» Prompt
Reproduce the material exactly, omitting nothing.
-- START Given records --
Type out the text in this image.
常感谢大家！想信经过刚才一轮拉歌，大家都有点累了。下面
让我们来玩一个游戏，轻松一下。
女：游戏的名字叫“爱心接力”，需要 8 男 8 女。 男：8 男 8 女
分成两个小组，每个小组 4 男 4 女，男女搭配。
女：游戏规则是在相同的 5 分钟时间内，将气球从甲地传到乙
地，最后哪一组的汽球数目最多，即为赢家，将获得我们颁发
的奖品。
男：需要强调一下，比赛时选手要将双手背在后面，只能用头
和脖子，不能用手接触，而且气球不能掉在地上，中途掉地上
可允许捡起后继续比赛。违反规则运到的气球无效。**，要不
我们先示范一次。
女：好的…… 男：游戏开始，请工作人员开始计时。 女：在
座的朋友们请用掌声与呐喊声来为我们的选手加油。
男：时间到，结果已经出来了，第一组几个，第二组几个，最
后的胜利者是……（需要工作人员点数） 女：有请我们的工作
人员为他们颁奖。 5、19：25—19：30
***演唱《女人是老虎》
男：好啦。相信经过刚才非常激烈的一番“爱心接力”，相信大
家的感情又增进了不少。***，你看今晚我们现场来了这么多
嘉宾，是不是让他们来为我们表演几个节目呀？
-- END Given records --
» Task output
Type out the text in this image.
常感谢大家！想信经过刚才一轮拉歌，大家都有点累了。下面
让我们来玩一个游戏，轻松一下。
女：游戏的名字叫“爱心接力”，需要 8 男 8 女。 男：8 男 8 女
分成两个小组，每个小组 4 男 4 女，男女搭配。
女：游戏规则是在相同的 5 分钟时间内，将气球从甲地传到乙
地，最后哪一组的汽球数目最多，即为赢家，将获得我们颁发
的奖品。
男：需要强调一下，比赛时选手要将双手背在后面，只能用头
和脖子，不能用手接触，而且气球不能掉在地上，中途掉地上
可允许捡起后继续比赛。违反规则运到的气球无效。**，要不
我们先示范一次。
女：好的…… 男：游戏开始，请工作人员开始计时。 女：在
座的朋友们请用掌声与呐喊声来为我们的选手加油。
男：时间到，结果已经出来了，第一组几个，第二组几个，最
后的胜利者是……（需要工作人员点数） 女：有请我们的工作
人员为他们颁奖。 5、19：25—19：30
***演唱《女人是老虎》
男：好啦。相信经过刚才非常激烈的一番“爱心接力”，相信大
家的感情又增进了不少。***，你看今晚我们现场来了这么多
嘉宾，是不是让他们来为我们表演几个节目呀？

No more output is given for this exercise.